» **What you need to do**: Reproduce verbatim the stretch of data from the line containing "stem-marker [247,91,260,104]" through the line containing "stem-marker [595,91,608,104]", including both of those lines.
———
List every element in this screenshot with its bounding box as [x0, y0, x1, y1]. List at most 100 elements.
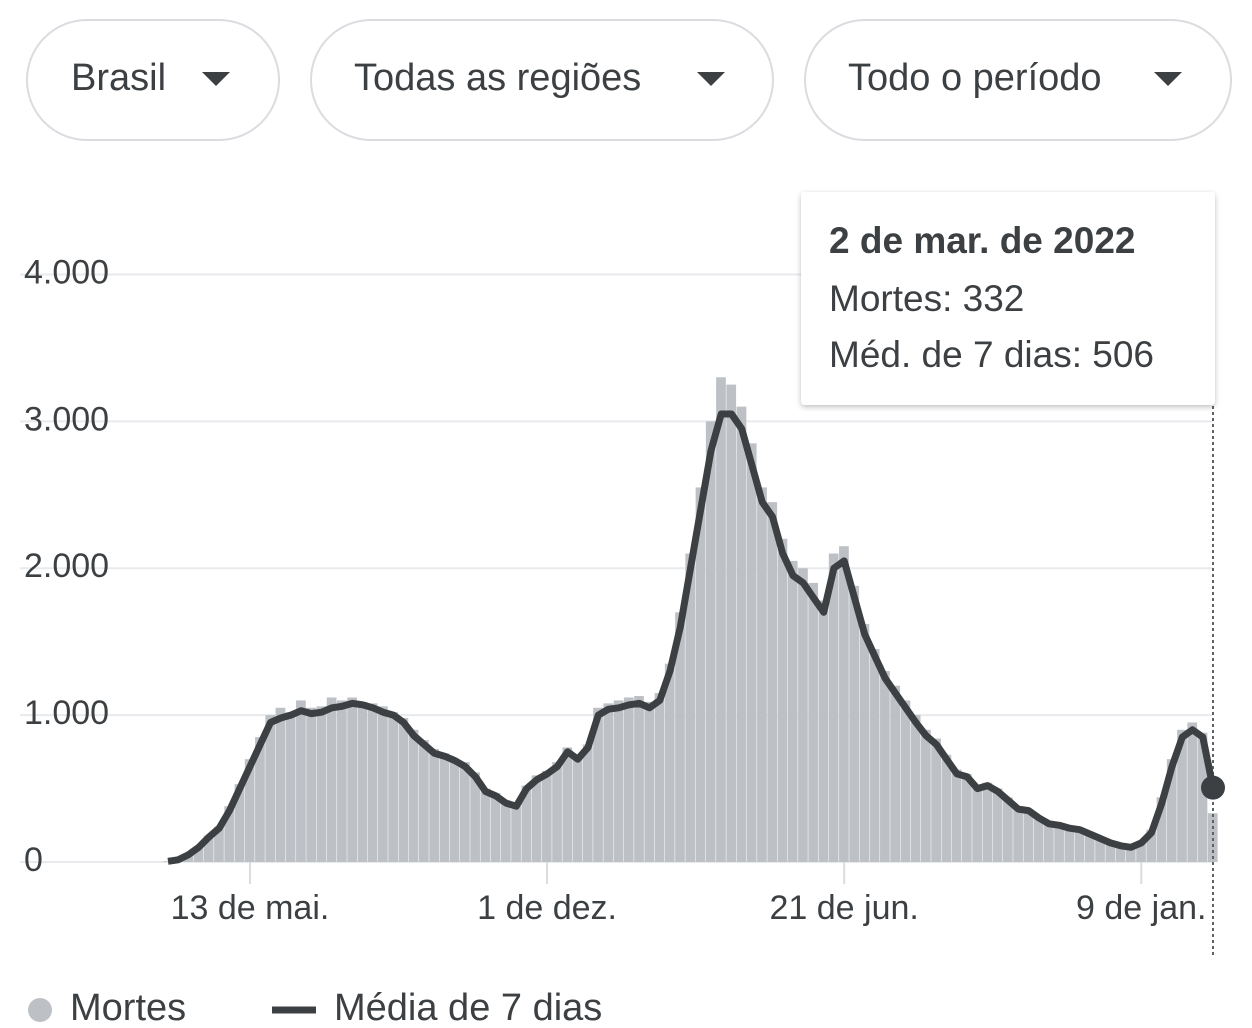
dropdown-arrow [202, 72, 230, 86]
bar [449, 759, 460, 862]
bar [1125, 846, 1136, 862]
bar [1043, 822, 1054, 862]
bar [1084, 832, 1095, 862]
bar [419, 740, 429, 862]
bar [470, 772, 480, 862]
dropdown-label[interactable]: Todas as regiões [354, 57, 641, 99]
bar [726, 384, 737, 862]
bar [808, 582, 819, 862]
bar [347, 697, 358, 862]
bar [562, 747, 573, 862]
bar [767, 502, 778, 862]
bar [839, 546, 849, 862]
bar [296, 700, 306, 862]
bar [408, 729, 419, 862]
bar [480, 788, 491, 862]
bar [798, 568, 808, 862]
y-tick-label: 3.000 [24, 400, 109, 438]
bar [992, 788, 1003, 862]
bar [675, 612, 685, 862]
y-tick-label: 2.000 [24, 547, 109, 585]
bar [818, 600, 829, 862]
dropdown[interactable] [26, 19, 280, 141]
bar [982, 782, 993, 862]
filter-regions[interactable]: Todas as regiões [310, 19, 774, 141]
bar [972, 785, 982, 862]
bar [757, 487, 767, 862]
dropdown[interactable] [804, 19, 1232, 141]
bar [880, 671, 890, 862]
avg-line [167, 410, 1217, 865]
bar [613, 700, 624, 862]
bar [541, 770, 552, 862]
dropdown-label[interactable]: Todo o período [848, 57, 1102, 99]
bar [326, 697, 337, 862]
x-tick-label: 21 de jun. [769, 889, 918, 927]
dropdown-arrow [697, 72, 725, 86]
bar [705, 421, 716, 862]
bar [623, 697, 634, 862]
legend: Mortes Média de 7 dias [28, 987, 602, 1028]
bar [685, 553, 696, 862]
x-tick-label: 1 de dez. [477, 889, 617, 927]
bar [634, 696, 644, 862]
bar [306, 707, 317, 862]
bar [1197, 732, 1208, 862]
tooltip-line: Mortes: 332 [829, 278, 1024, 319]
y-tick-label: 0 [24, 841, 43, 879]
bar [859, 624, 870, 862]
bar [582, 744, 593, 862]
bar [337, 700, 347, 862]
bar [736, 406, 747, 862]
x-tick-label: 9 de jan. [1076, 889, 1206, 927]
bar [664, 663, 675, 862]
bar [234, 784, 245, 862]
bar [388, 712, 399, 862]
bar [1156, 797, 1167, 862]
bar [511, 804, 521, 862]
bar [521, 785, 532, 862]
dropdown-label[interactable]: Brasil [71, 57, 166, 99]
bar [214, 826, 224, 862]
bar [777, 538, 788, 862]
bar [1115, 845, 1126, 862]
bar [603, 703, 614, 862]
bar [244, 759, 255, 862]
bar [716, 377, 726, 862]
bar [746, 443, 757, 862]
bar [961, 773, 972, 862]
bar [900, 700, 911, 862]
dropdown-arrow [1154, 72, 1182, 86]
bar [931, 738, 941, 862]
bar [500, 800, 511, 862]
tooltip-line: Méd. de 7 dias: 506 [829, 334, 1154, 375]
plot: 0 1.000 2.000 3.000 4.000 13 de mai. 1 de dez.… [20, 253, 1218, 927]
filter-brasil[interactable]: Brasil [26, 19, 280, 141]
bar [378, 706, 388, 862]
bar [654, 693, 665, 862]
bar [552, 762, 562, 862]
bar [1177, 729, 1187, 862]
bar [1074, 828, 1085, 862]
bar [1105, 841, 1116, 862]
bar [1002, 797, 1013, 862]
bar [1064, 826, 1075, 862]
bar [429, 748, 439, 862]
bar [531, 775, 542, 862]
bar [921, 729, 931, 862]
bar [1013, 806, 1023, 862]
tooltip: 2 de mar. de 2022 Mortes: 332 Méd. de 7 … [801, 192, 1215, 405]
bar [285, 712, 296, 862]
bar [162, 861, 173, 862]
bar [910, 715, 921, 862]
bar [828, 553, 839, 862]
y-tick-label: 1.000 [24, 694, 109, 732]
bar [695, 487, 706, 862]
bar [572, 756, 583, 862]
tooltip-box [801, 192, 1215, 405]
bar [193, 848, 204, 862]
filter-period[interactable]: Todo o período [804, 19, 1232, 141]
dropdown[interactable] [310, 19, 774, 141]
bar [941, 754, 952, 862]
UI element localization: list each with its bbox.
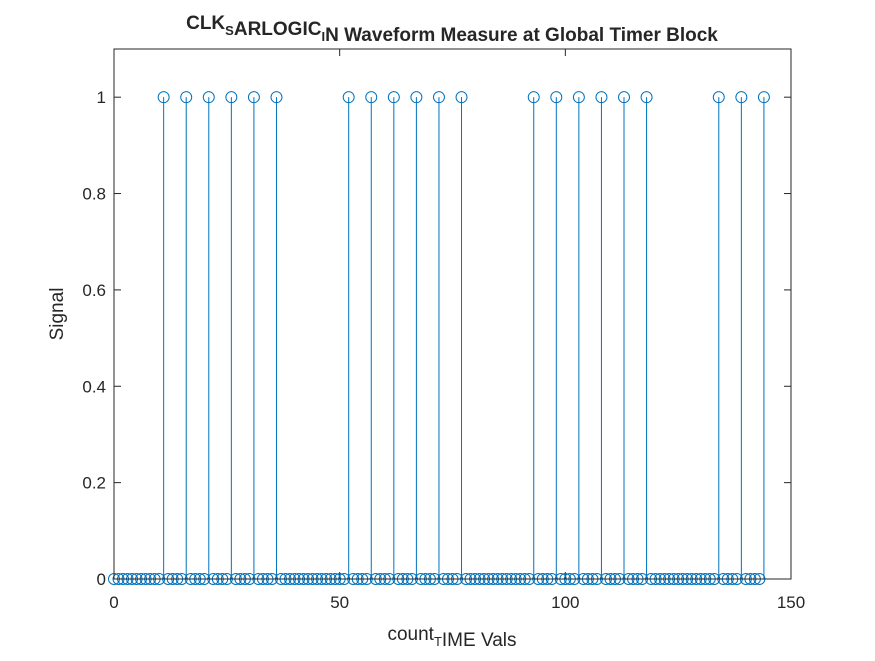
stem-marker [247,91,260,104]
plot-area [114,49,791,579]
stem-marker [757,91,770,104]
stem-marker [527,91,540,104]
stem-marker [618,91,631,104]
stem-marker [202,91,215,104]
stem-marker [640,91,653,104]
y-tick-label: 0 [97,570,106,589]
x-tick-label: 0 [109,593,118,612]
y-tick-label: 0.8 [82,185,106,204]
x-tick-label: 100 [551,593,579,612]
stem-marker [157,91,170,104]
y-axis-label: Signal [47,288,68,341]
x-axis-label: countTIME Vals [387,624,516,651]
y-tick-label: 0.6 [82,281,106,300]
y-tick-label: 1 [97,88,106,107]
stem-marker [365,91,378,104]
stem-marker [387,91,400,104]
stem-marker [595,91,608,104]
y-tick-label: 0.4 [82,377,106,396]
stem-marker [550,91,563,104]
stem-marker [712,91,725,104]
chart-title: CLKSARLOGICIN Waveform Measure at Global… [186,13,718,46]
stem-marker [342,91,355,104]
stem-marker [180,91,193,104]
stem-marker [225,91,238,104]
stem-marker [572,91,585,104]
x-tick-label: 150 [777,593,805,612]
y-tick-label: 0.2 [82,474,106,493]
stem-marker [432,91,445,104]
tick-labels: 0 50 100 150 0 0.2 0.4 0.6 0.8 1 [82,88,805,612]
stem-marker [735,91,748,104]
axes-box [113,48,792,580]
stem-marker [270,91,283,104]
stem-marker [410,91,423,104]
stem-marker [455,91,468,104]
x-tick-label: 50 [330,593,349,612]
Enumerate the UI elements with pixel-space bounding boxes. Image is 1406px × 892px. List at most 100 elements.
———
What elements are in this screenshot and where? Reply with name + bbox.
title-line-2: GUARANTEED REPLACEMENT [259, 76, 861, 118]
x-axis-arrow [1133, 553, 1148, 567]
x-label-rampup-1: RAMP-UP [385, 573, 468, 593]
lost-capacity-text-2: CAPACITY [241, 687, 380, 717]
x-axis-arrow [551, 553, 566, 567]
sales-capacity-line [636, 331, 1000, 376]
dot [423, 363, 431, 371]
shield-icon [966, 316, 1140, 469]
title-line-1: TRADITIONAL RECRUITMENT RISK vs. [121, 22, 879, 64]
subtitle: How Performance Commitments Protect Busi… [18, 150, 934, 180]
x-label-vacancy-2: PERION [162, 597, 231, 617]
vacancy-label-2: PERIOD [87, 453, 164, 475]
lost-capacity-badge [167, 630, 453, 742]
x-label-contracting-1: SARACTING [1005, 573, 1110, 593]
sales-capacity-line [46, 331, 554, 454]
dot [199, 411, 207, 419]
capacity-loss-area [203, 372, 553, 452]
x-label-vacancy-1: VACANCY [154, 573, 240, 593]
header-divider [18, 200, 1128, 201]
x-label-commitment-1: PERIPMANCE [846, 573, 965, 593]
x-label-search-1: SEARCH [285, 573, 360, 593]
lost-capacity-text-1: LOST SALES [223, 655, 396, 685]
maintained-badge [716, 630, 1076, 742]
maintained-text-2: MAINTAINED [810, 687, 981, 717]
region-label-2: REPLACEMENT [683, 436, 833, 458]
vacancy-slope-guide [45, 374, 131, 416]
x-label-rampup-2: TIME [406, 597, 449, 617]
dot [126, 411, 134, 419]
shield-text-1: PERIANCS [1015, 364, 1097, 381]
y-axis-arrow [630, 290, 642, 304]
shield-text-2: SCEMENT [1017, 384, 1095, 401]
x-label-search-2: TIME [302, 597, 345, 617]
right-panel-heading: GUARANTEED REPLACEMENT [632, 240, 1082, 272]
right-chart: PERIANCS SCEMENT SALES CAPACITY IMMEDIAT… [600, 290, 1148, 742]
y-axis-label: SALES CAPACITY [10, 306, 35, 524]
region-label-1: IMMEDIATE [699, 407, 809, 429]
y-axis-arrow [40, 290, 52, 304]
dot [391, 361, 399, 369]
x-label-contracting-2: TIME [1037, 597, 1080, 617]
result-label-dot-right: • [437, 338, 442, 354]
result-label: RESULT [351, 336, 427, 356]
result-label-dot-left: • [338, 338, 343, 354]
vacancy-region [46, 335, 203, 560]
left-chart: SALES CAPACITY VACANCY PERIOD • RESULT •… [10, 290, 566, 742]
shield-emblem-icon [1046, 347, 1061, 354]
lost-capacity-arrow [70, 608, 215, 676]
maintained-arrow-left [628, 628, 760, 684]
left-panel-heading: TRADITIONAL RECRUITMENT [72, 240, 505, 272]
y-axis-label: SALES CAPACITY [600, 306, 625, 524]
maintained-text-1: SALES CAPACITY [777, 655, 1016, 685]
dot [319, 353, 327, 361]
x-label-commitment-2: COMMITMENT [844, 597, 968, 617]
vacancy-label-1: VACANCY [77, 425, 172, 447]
———
» **The reply**:
stem-marker [247,91,260,104]
plot-area [114,49,791,579]
stem-marker [757,91,770,104]
stem-marker [527,91,540,104]
stem-marker [618,91,631,104]
stem-marker [202,91,215,104]
stem-marker [640,91,653,104]
y-tick-label: 0 [97,570,106,589]
x-tick-label: 0 [109,593,118,612]
y-tick-label: 0.8 [82,185,106,204]
x-tick-label: 100 [551,593,579,612]
stem-marker [157,91,170,104]
y-axis-label: Signal [47,288,68,341]
x-axis-label: countTIME Vals [387,624,516,651]
y-tick-label: 0.6 [82,281,106,300]
y-tick-label: 1 [97,88,106,107]
stem-marker [365,91,378,104]
stem-marker [387,91,400,104]
stem-marker [595,91,608,104]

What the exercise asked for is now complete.